▸ **Written task**
Copy all the entries word for word, but omit the pictures.

▸ **Supplied records**

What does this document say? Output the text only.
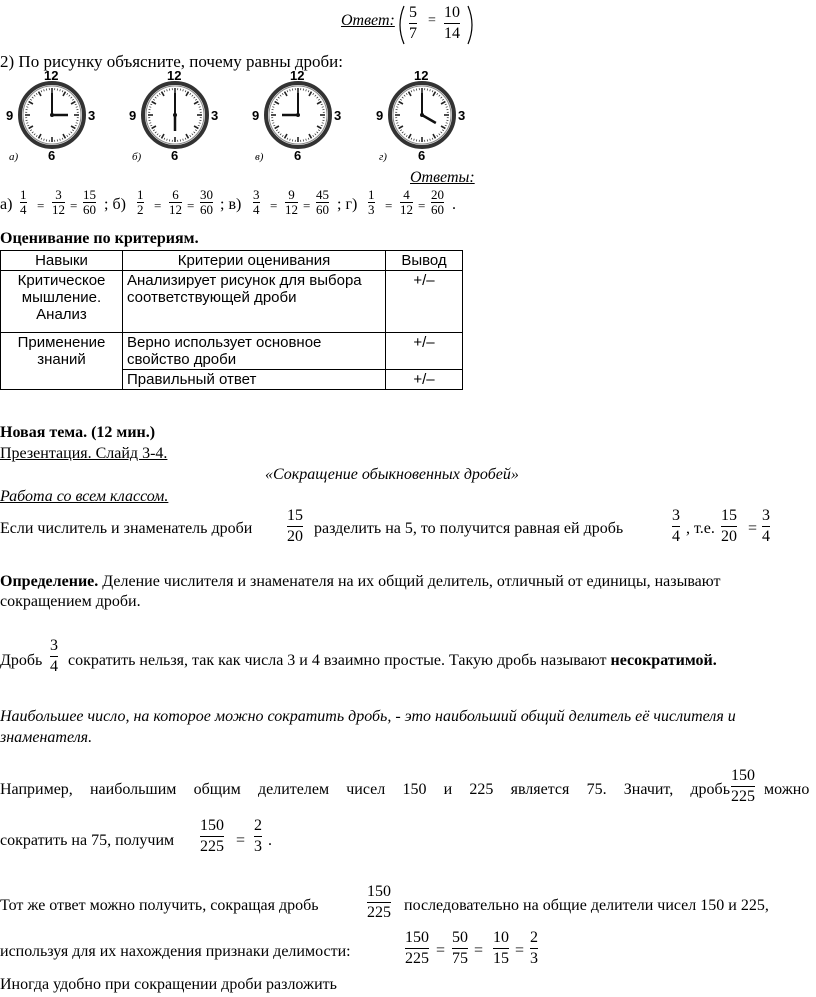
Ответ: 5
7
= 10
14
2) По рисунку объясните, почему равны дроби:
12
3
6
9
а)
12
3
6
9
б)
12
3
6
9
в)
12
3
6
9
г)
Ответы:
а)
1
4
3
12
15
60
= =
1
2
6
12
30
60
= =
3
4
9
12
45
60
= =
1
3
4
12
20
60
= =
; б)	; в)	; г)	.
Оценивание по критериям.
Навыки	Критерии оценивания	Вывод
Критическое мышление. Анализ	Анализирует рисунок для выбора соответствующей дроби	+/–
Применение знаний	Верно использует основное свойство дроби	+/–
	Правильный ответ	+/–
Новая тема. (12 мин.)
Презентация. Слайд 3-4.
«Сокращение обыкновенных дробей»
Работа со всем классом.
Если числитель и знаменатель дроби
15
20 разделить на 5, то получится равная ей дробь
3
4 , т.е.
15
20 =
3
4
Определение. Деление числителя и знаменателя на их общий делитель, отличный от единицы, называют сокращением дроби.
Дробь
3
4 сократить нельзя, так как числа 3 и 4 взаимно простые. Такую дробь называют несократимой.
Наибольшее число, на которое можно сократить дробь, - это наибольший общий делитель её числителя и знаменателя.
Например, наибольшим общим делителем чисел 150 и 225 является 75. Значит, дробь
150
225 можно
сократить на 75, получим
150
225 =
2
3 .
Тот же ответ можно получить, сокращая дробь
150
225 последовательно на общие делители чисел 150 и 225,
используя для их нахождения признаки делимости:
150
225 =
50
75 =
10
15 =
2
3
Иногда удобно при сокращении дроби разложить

▸ **Finished exercise**
What does this document say? Output the text only.
Ответ: 5
7
= 10
14
2) По рисунку объясните, почему равны дроби:
12
3
6
9
а)
12
3
6
9
б)
12
3
6
9
в)
12
3
6
9
г)
Ответы:
а)
1
4
3
12
15
60
= =
1
2
6
12
30
60
= =
3
4
9
12
45
60
= =
1
3
4
12
20
60
= =
; б)	; в)	; г)	.
Оценивание по критериям.
Навыки	Критерии оценивания	Вывод
Критическое мышление. Анализ	Анализирует рисунок для выбора соответствующей дроби	+/–
Применение знаний	Верно использует основное свойство дроби	+/–
	Правильный ответ	+/–
Новая тема. (12 мин.)
Презентация. Слайд 3-4.
«Сокращение обыкновенных дробей»
Работа со всем классом.
Если числитель и знаменатель дроби
15
20 разделить на 5, то получится равная ей дробь
3
4 , т.е.
15
20 =
3
4
Определение. Деление числителя и знаменателя на их общий делитель, отличный от единицы, называют сокращением дроби.
Дробь
3
4 сократить нельзя, так как числа 3 и 4 взаимно простые. Такую дробь называют несократимой.
Наибольшее число, на которое можно сократить дробь, - это наибольший общий делитель её числителя и знаменателя.
Например, наибольшим общим делителем чисел 150 и 225 является 75. Значит, дробь
150
225 можно
сократить на 75, получим
150
225 =
2
3 .
Тот же ответ можно получить, сокращая дробь
150
225 последовательно на общие делители чисел 150 и 225,
используя для их нахождения признаки делимости:
150
225 =
50
75 =
10
15 =
2
3
Иногда удобно при сокращении дроби разложить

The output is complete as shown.